Record extracts:
▬▬▬▬▬▬

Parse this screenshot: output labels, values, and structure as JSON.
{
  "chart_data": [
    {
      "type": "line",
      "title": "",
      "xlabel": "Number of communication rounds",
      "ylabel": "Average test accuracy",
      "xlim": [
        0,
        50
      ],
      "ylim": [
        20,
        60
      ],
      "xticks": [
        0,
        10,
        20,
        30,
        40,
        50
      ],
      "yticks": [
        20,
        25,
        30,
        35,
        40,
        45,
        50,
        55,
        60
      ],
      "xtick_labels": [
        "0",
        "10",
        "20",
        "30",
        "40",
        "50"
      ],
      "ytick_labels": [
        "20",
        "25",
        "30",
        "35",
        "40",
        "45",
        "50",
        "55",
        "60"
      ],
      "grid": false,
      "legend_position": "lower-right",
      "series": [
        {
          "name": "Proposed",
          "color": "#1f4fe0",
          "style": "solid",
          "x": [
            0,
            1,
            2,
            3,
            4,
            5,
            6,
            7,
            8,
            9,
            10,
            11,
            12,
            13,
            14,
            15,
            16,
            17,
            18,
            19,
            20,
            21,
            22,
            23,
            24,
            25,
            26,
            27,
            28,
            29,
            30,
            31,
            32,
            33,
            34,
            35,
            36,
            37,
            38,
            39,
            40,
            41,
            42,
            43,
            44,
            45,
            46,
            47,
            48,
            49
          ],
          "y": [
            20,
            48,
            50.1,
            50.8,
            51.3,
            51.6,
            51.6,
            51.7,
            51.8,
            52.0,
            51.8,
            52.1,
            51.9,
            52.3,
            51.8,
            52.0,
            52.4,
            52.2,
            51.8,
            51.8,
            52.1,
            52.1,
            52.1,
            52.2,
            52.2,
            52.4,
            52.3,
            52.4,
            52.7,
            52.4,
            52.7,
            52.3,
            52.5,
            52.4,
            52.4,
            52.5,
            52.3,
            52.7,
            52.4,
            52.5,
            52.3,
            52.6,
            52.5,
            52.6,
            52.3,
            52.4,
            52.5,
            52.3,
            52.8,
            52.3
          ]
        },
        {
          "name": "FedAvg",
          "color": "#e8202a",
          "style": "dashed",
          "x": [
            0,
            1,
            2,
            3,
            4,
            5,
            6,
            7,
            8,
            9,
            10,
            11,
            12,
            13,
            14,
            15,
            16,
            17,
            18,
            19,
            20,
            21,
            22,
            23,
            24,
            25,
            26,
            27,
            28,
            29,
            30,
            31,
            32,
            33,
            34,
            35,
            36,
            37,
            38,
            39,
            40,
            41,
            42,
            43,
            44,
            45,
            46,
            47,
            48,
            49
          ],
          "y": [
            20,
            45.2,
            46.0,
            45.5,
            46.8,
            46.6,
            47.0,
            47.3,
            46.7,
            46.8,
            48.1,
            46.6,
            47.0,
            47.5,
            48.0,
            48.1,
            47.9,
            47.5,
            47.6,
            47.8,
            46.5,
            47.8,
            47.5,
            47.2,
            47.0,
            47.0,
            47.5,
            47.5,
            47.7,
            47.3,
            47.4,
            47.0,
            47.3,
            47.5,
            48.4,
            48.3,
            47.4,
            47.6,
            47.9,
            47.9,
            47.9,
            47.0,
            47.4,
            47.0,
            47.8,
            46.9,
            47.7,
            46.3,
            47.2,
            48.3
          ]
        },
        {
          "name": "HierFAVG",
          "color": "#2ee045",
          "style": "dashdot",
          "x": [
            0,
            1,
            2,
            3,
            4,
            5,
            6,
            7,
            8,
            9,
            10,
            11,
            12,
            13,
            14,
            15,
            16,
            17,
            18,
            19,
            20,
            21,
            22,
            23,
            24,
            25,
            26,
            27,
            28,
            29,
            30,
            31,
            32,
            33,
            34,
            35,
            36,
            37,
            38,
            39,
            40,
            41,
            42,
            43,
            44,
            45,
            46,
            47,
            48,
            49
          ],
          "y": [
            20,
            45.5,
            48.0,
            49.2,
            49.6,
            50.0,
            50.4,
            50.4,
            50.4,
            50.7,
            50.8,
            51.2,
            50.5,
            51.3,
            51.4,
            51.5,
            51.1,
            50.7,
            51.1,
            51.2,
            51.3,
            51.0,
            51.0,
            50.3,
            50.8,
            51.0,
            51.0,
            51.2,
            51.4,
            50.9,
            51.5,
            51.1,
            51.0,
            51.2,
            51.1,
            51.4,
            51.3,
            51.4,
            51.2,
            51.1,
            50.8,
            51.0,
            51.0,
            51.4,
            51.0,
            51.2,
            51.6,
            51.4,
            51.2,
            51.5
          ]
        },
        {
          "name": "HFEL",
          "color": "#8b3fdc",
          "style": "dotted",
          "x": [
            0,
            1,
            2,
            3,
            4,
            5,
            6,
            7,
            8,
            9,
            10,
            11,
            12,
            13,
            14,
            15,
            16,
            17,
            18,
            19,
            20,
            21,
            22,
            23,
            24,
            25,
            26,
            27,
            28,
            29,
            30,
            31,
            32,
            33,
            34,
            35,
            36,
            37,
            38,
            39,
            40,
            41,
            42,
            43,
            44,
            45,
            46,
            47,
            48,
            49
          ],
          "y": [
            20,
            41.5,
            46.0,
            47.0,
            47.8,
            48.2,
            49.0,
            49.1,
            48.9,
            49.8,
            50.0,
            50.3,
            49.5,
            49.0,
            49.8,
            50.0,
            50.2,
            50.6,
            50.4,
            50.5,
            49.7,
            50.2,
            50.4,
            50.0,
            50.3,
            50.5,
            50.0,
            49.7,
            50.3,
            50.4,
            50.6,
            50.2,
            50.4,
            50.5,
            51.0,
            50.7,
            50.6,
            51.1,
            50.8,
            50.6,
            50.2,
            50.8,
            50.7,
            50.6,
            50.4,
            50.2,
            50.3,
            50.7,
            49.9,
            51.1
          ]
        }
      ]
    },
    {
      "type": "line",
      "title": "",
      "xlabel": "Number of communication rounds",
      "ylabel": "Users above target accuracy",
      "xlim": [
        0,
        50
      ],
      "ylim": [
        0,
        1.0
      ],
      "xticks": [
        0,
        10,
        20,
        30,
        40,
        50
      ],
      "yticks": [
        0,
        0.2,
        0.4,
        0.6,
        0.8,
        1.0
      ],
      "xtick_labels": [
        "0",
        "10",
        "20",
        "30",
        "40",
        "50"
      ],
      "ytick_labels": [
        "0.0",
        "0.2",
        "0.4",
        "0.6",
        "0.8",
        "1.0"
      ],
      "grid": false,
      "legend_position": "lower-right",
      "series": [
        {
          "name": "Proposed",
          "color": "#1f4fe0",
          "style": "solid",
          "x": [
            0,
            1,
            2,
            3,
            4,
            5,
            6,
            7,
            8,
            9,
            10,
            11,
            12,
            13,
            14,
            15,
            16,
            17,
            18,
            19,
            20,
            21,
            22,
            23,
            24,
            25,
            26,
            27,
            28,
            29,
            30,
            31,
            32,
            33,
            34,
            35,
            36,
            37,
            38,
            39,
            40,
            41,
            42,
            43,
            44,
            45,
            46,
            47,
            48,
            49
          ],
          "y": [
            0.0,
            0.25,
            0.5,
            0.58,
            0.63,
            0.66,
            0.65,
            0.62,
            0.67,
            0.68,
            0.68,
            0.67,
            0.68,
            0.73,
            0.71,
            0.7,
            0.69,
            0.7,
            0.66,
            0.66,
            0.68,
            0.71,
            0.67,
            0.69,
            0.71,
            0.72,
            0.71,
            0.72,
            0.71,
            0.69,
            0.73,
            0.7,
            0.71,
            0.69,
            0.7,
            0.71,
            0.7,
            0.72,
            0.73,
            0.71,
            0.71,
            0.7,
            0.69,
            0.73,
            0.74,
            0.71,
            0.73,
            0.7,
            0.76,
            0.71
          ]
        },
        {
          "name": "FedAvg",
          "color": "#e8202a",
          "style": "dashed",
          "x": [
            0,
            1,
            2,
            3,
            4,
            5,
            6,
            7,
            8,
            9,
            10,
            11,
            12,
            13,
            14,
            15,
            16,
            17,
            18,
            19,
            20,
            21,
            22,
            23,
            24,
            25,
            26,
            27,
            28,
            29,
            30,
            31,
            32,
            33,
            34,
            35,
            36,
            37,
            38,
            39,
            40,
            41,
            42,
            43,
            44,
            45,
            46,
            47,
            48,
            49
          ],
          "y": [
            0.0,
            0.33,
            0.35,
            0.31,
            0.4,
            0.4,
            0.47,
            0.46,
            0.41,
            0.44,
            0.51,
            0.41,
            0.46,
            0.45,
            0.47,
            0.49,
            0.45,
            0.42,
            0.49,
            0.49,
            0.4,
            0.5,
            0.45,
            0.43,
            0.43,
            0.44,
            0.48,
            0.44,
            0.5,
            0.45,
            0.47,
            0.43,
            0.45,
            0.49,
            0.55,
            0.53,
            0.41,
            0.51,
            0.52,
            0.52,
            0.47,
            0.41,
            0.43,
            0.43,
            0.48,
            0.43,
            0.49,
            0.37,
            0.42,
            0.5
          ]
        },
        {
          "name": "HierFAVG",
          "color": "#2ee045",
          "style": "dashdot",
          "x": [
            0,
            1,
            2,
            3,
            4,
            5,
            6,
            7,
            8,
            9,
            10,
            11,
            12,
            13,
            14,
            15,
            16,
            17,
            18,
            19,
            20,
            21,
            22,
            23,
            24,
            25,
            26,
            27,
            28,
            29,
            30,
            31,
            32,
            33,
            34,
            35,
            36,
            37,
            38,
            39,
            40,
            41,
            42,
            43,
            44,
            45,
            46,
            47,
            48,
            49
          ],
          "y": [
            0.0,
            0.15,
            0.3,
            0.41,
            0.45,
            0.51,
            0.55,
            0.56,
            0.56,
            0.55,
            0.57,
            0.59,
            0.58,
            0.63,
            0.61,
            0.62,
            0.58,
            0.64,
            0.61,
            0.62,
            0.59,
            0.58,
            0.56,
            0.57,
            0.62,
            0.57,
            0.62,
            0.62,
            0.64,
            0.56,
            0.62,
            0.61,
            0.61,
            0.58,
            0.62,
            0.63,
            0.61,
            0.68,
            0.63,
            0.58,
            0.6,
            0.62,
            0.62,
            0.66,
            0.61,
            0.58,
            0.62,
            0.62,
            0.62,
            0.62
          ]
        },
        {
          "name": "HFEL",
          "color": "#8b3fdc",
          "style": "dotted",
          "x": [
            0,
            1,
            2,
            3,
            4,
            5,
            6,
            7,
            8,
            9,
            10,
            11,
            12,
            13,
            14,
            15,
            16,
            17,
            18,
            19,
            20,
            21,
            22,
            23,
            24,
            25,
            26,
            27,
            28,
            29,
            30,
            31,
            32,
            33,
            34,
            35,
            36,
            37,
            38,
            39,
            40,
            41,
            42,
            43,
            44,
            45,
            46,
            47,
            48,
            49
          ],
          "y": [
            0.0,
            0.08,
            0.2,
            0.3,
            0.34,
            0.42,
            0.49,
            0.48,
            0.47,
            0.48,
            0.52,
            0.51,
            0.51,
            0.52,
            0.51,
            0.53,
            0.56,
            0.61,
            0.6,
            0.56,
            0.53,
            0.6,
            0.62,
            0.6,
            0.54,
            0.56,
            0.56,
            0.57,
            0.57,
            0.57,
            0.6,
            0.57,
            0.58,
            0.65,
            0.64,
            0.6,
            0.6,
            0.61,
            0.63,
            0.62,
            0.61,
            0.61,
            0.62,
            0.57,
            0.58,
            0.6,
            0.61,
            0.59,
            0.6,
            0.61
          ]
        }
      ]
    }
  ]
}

▬▬▬▬▬▬

Exercise instructions: Read the lines above. Gather those in which the string "accuracy" is found.

Solution to this problem:
      "ylabel": "Average test accuracy",
      "ylabel": "Users above target accuracy",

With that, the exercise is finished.